> Aim
Of all the lines in these entries, how many contain the string "Output"? Give only that count.

####

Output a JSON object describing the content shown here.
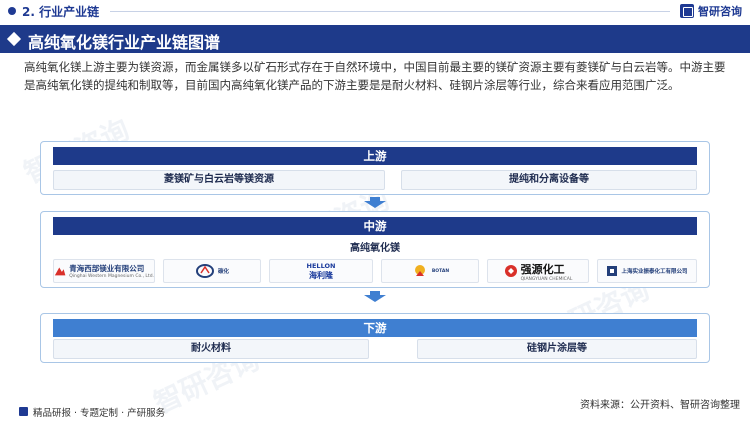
{
  "header": {
    "section_label": "2. 行业产业链",
    "brand_name": "智研咨询"
  },
  "title": "高纯氧化镁行业产业链图谱",
  "intro": "高纯氧化镁上游主要为镁资源，而金属镁多以矿石形式存在于自然环境中，中国目前最主要的镁矿资源主要有菱镁矿与白云岩等。中游主要是高纯氧化镁的提纯和制取等，目前国内高纯氧化镁产品的下游主要是是耐火材料、硅钢片涂层等行业，综合来看应用范围广泛。",
  "upstream": {
    "label": "上游",
    "items": [
      "菱镁矿与白云岩等镁资源",
      "提纯和分离设备等"
    ]
  },
  "midstream": {
    "label": "中游",
    "product": "高纯氧化镁",
    "companies": [
      {
        "name": "青海西部镁业有限公司",
        "sub": "Qinghai Western Magnesium Co., Ltd."
      },
      {
        "name": "碳化"
      },
      {
        "name": "HELLON",
        "sub": "海利隆"
      },
      {
        "name": "BOTAN"
      },
      {
        "name": "强源化工",
        "sub": "QIANGYUAN CHEMICAL"
      },
      {
        "name": "上海实业振泰化工有限公司"
      }
    ]
  },
  "downstream": {
    "label": "下游",
    "items": [
      "耐火材料",
      "硅钢片涂层等"
    ]
  },
  "source": "资料来源：公开资料、智研咨询整理",
  "footer": {
    "left": "精品研报 · 专题定制 · 产研服务"
  },
  "colors": {
    "primary": "#1e3a8a",
    "accent": "#3f7fd1",
    "panel_border": "#a9c6e6"
  }
}
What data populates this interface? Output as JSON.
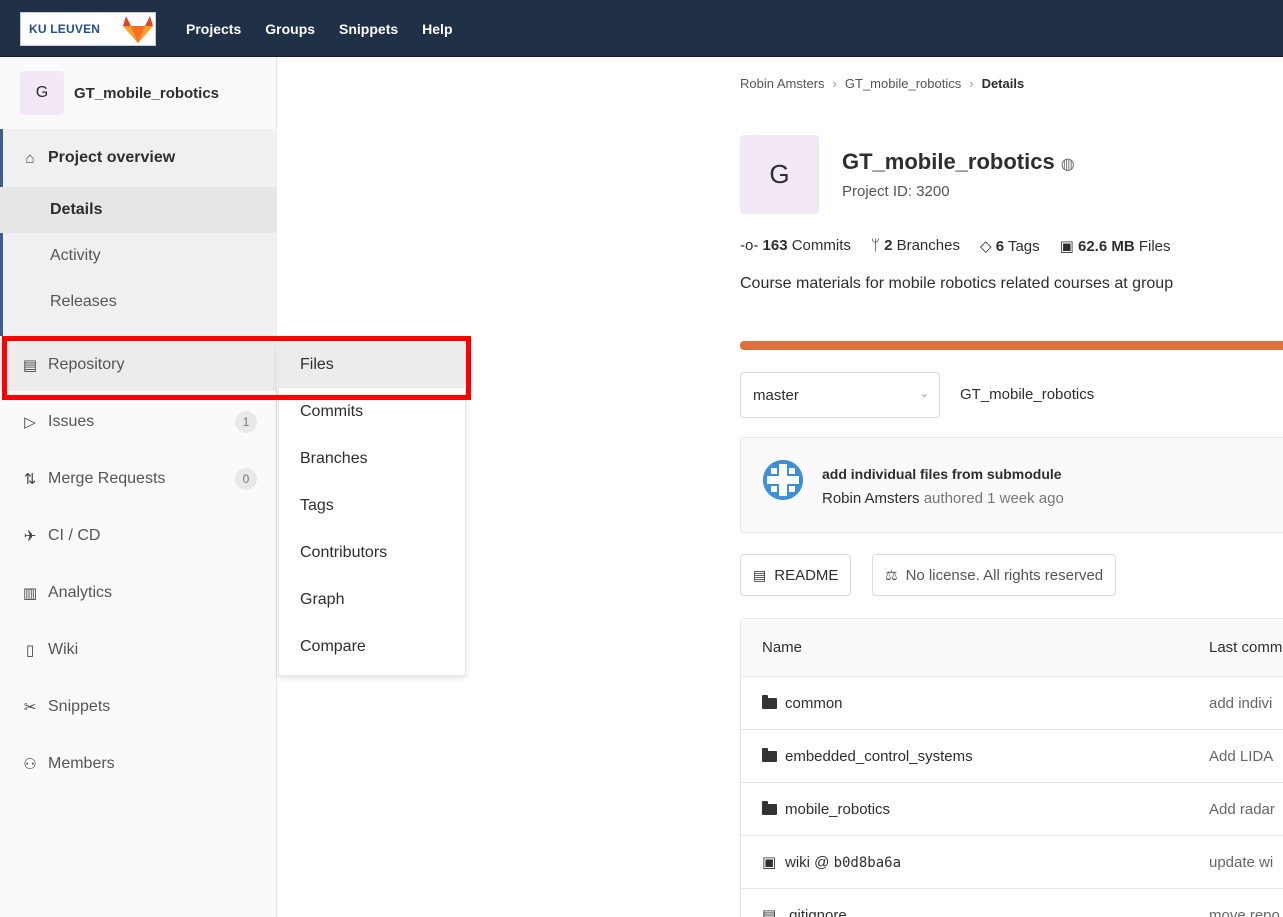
{
  "navbar": {
    "logo_text": "KU LEUVEN",
    "links": [
      "Projects",
      "Groups",
      "Snippets",
      "Help"
    ]
  },
  "sidebar": {
    "avatar_letter": "G",
    "project_name": "GT_mobile_robotics",
    "overview_label": "Project overview",
    "overview_subitems": [
      "Details",
      "Activity",
      "Releases"
    ],
    "items": [
      {
        "label": "Repository",
        "icon": "document-icon"
      },
      {
        "label": "Issues",
        "icon": "issues-icon",
        "count": "1"
      },
      {
        "label": "Merge Requests",
        "icon": "merge-request-icon",
        "count": "0"
      },
      {
        "label": "CI / CD",
        "icon": "rocket-icon"
      },
      {
        "label": "Analytics",
        "icon": "chart-icon"
      },
      {
        "label": "Wiki",
        "icon": "book-icon"
      },
      {
        "label": "Snippets",
        "icon": "scissors-icon"
      },
      {
        "label": "Members",
        "icon": "users-icon"
      }
    ]
  },
  "flyout": {
    "items": [
      "Files",
      "Commits",
      "Branches",
      "Tags",
      "Contributors",
      "Graph",
      "Compare"
    ]
  },
  "main": {
    "breadcrumb": [
      "Robin Amsters",
      "GT_mobile_robotics",
      "Details"
    ],
    "avatar_letter": "G",
    "project_title": "GT_mobile_robotics",
    "project_id": "Project ID: 3200",
    "stats": {
      "commits_count": "163",
      "commits_label": "Commits",
      "branches_count": "2",
      "branches_label": "Branches",
      "tags_count": "6",
      "tags_label": "Tags",
      "files_size": "62.6 MB",
      "files_label": "Files"
    },
    "description": "Course materials for mobile robotics related courses at group",
    "language_bar_color": "#e0713f",
    "branch": "master",
    "repo_path": "GT_mobile_robotics",
    "last_commit": {
      "title": "add individual files from submodule",
      "author": "Robin Amsters",
      "meta": "authored 1 week ago"
    },
    "readme_button": "README",
    "license_button": "No license. All rights reserved",
    "table": {
      "header_name": "Name",
      "header_commit": "Last comm",
      "rows": [
        {
          "name": "common",
          "type": "folder",
          "commit": "add indivi"
        },
        {
          "name": "embedded_control_systems",
          "type": "folder",
          "commit": "Add LIDA"
        },
        {
          "name": "mobile_robotics",
          "type": "folder",
          "commit": "Add radar"
        },
        {
          "name_prefix": "wiki @ ",
          "name_hash": "b0d8ba6a",
          "type": "submodule",
          "commit": "update wi"
        },
        {
          "name": ".gitignore",
          "type": "file",
          "commit": "move repo"
        }
      ]
    }
  }
}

####

> Expected answer
2